Your goal ::
Answer with one number only: the number of lines that contain "marker".

(Items from a dataset)
-*-*-

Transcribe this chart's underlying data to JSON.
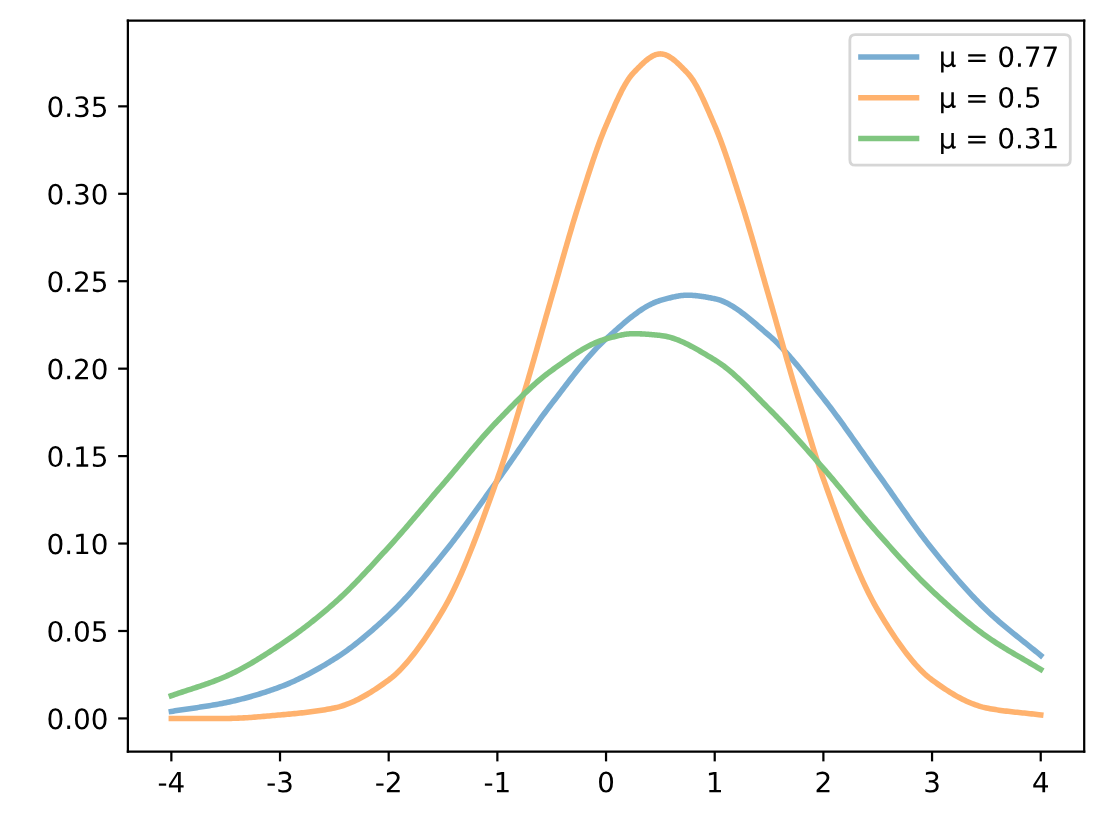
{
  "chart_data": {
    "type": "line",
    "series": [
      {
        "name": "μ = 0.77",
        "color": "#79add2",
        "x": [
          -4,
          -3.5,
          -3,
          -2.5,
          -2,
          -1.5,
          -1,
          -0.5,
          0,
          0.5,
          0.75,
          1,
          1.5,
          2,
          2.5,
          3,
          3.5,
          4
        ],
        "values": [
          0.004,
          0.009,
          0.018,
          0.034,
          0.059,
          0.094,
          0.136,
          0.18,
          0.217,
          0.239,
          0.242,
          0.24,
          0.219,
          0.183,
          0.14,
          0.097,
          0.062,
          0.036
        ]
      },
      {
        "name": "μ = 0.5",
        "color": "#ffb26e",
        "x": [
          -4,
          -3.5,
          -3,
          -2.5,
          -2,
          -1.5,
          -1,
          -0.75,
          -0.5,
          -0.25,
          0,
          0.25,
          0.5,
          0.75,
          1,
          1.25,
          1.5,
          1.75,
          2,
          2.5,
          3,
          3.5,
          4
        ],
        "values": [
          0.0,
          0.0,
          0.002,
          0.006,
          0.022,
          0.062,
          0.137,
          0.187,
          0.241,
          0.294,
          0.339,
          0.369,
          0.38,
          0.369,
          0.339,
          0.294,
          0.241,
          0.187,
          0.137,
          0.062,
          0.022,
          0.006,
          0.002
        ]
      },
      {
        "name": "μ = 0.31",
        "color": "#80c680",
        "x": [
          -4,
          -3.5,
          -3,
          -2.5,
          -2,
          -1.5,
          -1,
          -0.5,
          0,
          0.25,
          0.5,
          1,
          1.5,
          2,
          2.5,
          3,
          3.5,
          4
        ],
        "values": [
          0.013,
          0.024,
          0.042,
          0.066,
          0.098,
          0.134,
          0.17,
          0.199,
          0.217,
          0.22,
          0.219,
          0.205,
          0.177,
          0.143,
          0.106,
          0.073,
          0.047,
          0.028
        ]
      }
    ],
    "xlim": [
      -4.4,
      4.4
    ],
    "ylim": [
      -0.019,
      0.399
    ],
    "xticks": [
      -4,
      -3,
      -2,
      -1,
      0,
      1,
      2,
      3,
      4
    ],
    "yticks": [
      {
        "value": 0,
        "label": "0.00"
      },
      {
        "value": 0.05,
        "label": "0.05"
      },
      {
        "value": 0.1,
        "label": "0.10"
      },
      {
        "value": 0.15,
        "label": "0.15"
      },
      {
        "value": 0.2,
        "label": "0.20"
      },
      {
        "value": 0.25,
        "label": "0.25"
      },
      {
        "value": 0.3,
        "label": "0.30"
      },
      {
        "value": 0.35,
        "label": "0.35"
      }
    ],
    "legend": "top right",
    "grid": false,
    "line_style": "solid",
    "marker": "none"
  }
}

-*-*-

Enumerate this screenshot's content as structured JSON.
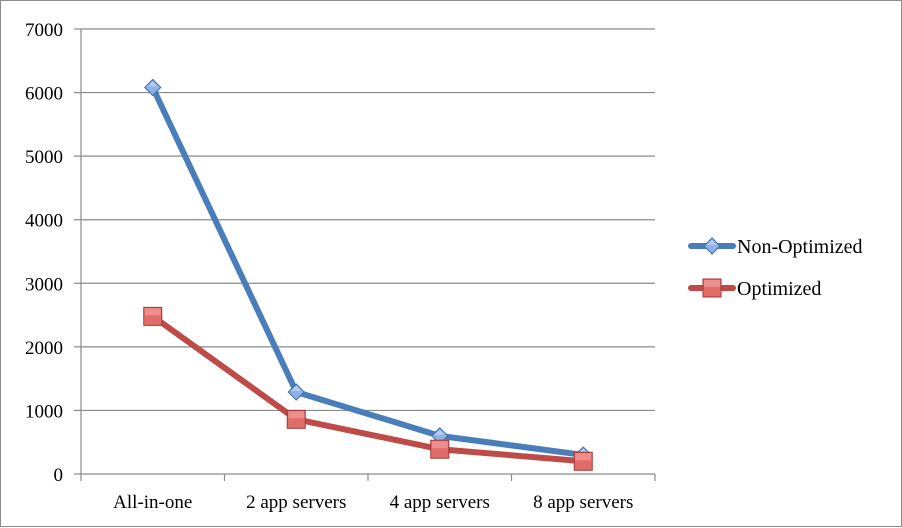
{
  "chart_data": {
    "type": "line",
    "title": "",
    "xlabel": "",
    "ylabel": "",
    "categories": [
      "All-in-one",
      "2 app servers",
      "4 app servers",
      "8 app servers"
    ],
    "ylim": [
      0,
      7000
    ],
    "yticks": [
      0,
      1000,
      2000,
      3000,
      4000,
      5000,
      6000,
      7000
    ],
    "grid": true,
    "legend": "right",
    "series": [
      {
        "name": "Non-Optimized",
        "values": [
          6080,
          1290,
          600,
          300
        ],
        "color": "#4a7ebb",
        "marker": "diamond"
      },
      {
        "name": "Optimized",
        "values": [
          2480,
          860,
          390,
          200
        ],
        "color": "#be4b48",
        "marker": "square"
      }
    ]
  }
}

-*-*-

Result ::
3